Per l’Ires, invece, e sarebbe questa l’eterna questione dell’art. 37, gli estensori del calcolo ammettono che non si dispone di un buon criterio di regionalizzazione delle entrate. Come ho più volte sostenuto, soltanto l’imposizione di una contabilità separata e di specifiche e concordate convenzioni contabili potrebbe separare ciò che per natura è congiunto come la produzione del reddito d’impresa. Le stime sull’art. 37, quindi, continuano a mancare. Mi riservo di tornare su questo punto.

Sono praticamente certo che si tratta di una somma che si computa in unità di miliardi di euro. Rilevo qui il problema solo per dire che i “famosi” 34 miliardi di entrata sono un’approssimazione per difetto del dato vero di gettito tributario. Con un’Agenzia delle entrate nostra e con una contabilità separata per le imprese che operano in Sicilia, il dato potrebbe diventare 36, 38, 39, non sappiamo esattamente. Comunque, diamo per buono quello che ci “vendono” i Conti Pubblici Territoriali e partiamo da quello.

Secondo questo dato, le Amministrazioni centrali introiterebbero circa 10 miliardi l’anno di imposte dirette e circa 12 miliardi e 700 milioni di imposte indirette, di cui 7,7 sarebbe soltanto l’Iva.

MATERIALE FORNITO:
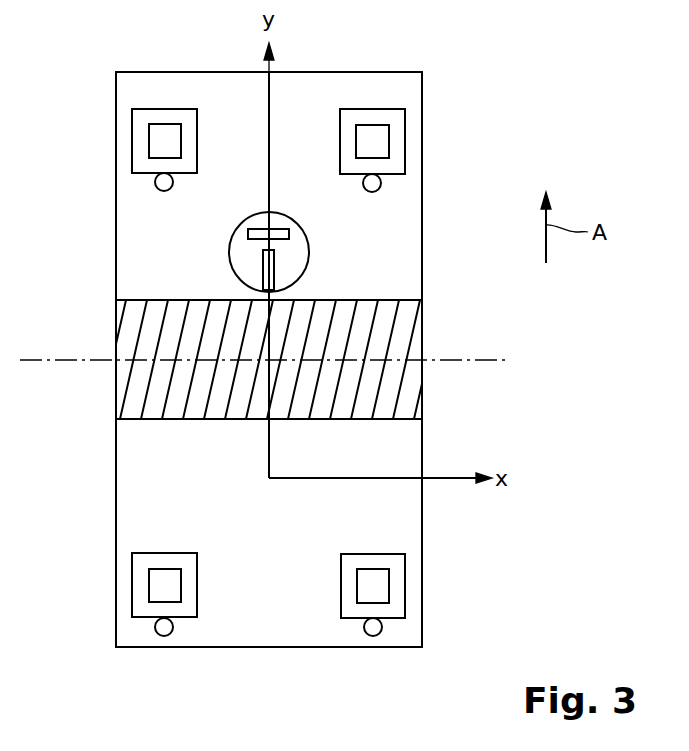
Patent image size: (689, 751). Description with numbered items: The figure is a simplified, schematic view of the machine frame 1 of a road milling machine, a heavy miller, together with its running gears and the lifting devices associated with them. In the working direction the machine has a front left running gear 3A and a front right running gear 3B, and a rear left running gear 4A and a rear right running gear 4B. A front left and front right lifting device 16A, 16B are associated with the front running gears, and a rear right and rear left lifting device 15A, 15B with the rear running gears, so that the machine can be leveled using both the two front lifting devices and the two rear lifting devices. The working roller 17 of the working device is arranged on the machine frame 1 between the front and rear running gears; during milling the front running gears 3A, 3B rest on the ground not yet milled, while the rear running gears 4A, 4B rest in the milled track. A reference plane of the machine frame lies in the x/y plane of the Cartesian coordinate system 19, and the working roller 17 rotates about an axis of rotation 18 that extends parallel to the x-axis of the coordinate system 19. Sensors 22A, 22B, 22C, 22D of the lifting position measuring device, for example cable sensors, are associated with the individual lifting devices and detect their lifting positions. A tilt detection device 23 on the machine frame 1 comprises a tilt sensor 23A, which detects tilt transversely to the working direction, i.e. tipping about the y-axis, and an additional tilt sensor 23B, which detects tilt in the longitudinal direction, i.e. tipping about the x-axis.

ESERCIZIO ASSEGNATO 1:
Rispondi a queste domande sull'articolo:
(a) Che cosa, secondo l'autore, potrebbe separare ciò che per natura è congiunto come la produzione del reddito d'impresa?
(b) Quanto introiterebbero circa ogni anno le Amministrazioni centrali di imposte dirette?
(c) Quanto sarebbe soltanto l'Iva all'interno delle imposte indirette?
ESERCIZIO ASSEGNATO 2:
Ricopia parola per parola il passo dell'articolo compreso tra "Per l’Ires, invece, e" e "su questo punto.", estremi inclusi.

RISPOSTA AL COMPITO 1:
(a) Soltanto l'imposizione di una contabilità separata e di specifiche e concordate convenzioni contabili.
(b) Circa 10 miliardi l'anno.
(c) 7,7 miliardi.

RISPOSTA AL COMPITO 2:
Per l’Ires, invece, e sarebbe questa l’eterna questione dell’art. 37, gli estensori del calcolo ammettono che non si dispone di un buon criterio di regionalizzazione delle entrate. Come ho più volte sostenuto, soltanto l’imposizione di una contabilità separata e di specifiche e concordate convenzioni contabili potrebbe separare ciò che per natura è congiunto come la produzione del reddito d’impresa. Le stime sull’art. 37, quindi, continuano a mancare. Mi riservo di tornare su questo punto.